INSTRUCTION – Transcribe every entry below word for word, but skip the pictures.

╭─ LISTED ENTRIES

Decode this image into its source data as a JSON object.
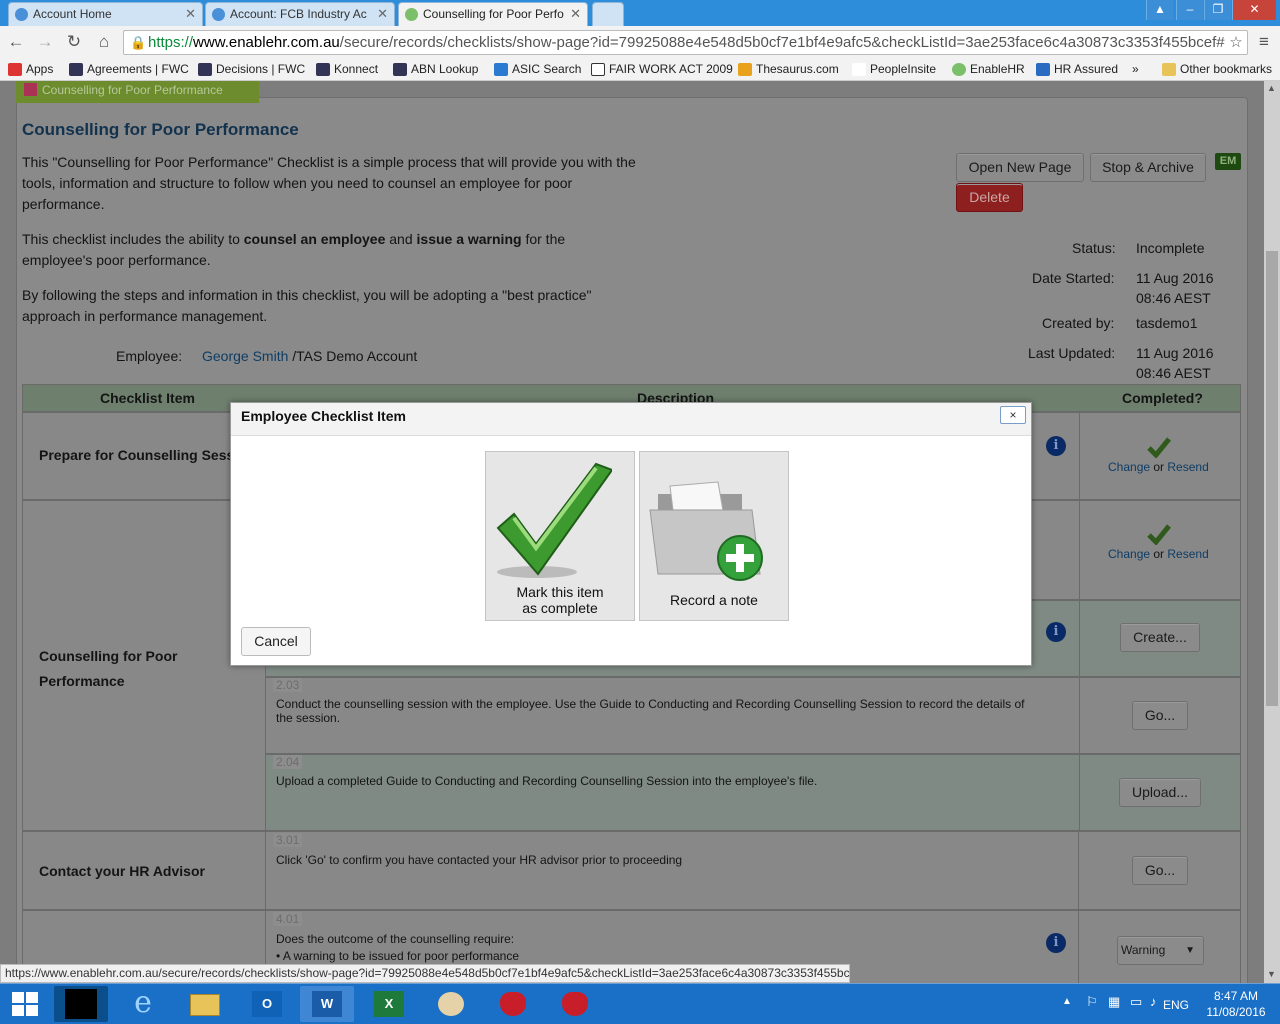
{
  "browser": {
    "tabs": [
      {
        "title": "Account Home"
      },
      {
        "title": "Account: FCB Industry Ac"
      },
      {
        "title": "Counselling for Poor Perfo"
      }
    ],
    "url_scheme": "https://",
    "url_host": "www.enablehr.com.au",
    "url_path": "/secure/records/checklists/show-page?id=79925088e4e548d5b0cf7e1bf4e9afc5&checkListId=3ae253face6c4a30873c3353f455bcef#",
    "bookmarks": [
      "Apps",
      "Agreements | FWC",
      "Decisions | FWC",
      "Konnect",
      "ABN Lookup",
      "ASIC Search",
      "FAIR WORK ACT 2009",
      "Thesaurus.com",
      "PeopleInsite",
      "EnableHR",
      "HR Assured",
      "»",
      "Other bookmarks"
    ],
    "status_url": "https://www.enablehr.com.au/secure/records/checklists/show-page?id=79925088e4e548d5b0cf7e1bf4e9afc5&checkListId=3ae253face6c4a30873c3353f455bcef#"
  },
  "page": {
    "top_tab": "Counselling for Poor Performance",
    "title": "Counselling for Poor Performance",
    "intro_1": "This \"Counselling for Poor Performance\" Checklist is a simple process that will provide you with the",
    "intro_2": "tools, information and structure to follow when you need to counsel an employee for poor",
    "intro_3": "performance.",
    "includes_pre": "This checklist includes the ability to ",
    "includes_b1": "counsel an employee",
    "includes_mid": " and ",
    "includes_b2": "issue a warning",
    "includes_post": " for the",
    "includes_2": "employee's poor performance.",
    "following_1": "By following the steps and information in this checklist, you will be adopting a \"best practice\"",
    "following_2": "approach in performance management.",
    "employee_label": "Employee:",
    "employee_name": "George Smith",
    "employee_account": " /TAS Demo Account",
    "buttons": {
      "open_new_page": "Open New Page",
      "stop_archive": "Stop & Archive",
      "delete": "Delete",
      "em": "EM"
    },
    "meta": {
      "status_label": "Status:",
      "status_value": "Incomplete",
      "started_label": "Date Started:",
      "started_value_1": "11 Aug 2016",
      "started_value_2": "08:46 AEST",
      "created_label": "Created by:",
      "created_value": "tasdemo1",
      "updated_label": "Last Updated:",
      "updated_value_1": "11 Aug 2016",
      "updated_value_2": "08:46 AEST"
    },
    "grid": {
      "col_item": "Checklist Item",
      "col_desc": "Description",
      "col_completed": "Completed?",
      "sections": {
        "prepare": "Prepare for Counselling Sessio",
        "counselling_1": "Counselling for Poor",
        "counselling_2": "Performance",
        "contact": "Contact your HR Advisor"
      },
      "change": "Change",
      "or": " or ",
      "resend": "Resend",
      "create": "Create...",
      "go": "Go...",
      "upload": "Upload...",
      "warning_select": "Warning",
      "rows": {
        "r203_num": "2.03",
        "r203_desc_1": "Conduct the counselling session with the employee. Use the Guide to Conducting and Recording Counselling Session to record the details of",
        "r203_desc_2": "the session.",
        "r204_num": "2.04",
        "r204_desc": "Upload a completed Guide to Conducting and Recording Counselling Session into the employee's file.",
        "r301_num": "3.01",
        "r301_desc": "Click 'Go' to confirm you have contacted your HR advisor prior to proceeding",
        "r401_num": "4.01",
        "r401_desc_1": "Does the outcome of the counselling require:",
        "r401_desc_2": "A warning to be issued for poor performance"
      }
    }
  },
  "modal": {
    "title": "Employee Checklist Item",
    "close": "×",
    "mark_complete_1": "Mark this item",
    "mark_complete_2": "as complete",
    "record_note": "Record a note",
    "cancel": "Cancel"
  },
  "taskbar": {
    "lang": "ENG",
    "time": "8:47 AM",
    "date": "11/08/2016"
  }
}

╰─

TASK RESPONSE –
Decode this image into its source data as a JSON object.
{
  "browser": {
    "tabs": [
      {
        "title": "Account Home"
      },
      {
        "title": "Account: FCB Industry Ac"
      },
      {
        "title": "Counselling for Poor Perfo"
      }
    ],
    "url_scheme": "https://",
    "url_host": "www.enablehr.com.au",
    "url_path": "/secure/records/checklists/show-page?id=79925088e4e548d5b0cf7e1bf4e9afc5&checkListId=3ae253face6c4a30873c3353f455bcef#",
    "bookmarks": [
      "Apps",
      "Agreements | FWC",
      "Decisions | FWC",
      "Konnect",
      "ABN Lookup",
      "ASIC Search",
      "FAIR WORK ACT 2009",
      "Thesaurus.com",
      "PeopleInsite",
      "EnableHR",
      "HR Assured",
      "»",
      "Other bookmarks"
    ],
    "status_url": "https://www.enablehr.com.au/secure/records/checklists/show-page?id=79925088e4e548d5b0cf7e1bf4e9afc5&checkListId=3ae253face6c4a30873c3353f455bcef#"
  },
  "page": {
    "top_tab": "Counselling for Poor Performance",
    "title": "Counselling for Poor Performance",
    "intro_1": "This \"Counselling for Poor Performance\" Checklist is a simple process that will provide you with the",
    "intro_2": "tools, information and structure to follow when you need to counsel an employee for poor",
    "intro_3": "performance.",
    "includes_pre": "This checklist includes the ability to ",
    "includes_b1": "counsel an employee",
    "includes_mid": " and ",
    "includes_b2": "issue a warning",
    "includes_post": " for the",
    "includes_2": "employee's poor performance.",
    "following_1": "By following the steps and information in this checklist, you will be adopting a \"best practice\"",
    "following_2": "approach in performance management.",
    "employee_label": "Employee:",
    "employee_name": "George Smith",
    "employee_account": " /TAS Demo Account",
    "buttons": {
      "open_new_page": "Open New Page",
      "stop_archive": "Stop & Archive",
      "delete": "Delete",
      "em": "EM"
    },
    "meta": {
      "status_label": "Status:",
      "status_value": "Incomplete",
      "started_label": "Date Started:",
      "started_value_1": "11 Aug 2016",
      "started_value_2": "08:46 AEST",
      "created_label": "Created by:",
      "created_value": "tasdemo1",
      "updated_label": "Last Updated:",
      "updated_value_1": "11 Aug 2016",
      "updated_value_2": "08:46 AEST"
    },
    "grid": {
      "col_item": "Checklist Item",
      "col_desc": "Description",
      "col_completed": "Completed?",
      "sections": {
        "prepare": "Prepare for Counselling Sessio",
        "counselling_1": "Counselling for Poor",
        "counselling_2": "Performance",
        "contact": "Contact your HR Advisor"
      },
      "change": "Change",
      "or": " or ",
      "resend": "Resend",
      "create": "Create...",
      "go": "Go...",
      "upload": "Upload...",
      "warning_select": "Warning",
      "rows": {
        "r203_num": "2.03",
        "r203_desc_1": "Conduct the counselling session with the employee. Use the Guide to Conducting and Recording Counselling Session to record the details of",
        "r203_desc_2": "the session.",
        "r204_num": "2.04",
        "r204_desc": "Upload a completed Guide to Conducting and Recording Counselling Session into the employee's file.",
        "r301_num": "3.01",
        "r301_desc": "Click 'Go' to confirm you have contacted your HR advisor prior to proceeding",
        "r401_num": "4.01",
        "r401_desc_1": "Does the outcome of the counselling require:",
        "r401_desc_2": "A warning to be issued for poor performance"
      }
    }
  },
  "modal": {
    "title": "Employee Checklist Item",
    "close": "×",
    "mark_complete_1": "Mark this item",
    "mark_complete_2": "as complete",
    "record_note": "Record a note",
    "cancel": "Cancel"
  },
  "taskbar": {
    "lang": "ENG",
    "time": "8:47 AM",
    "date": "11/08/2016"
  }
}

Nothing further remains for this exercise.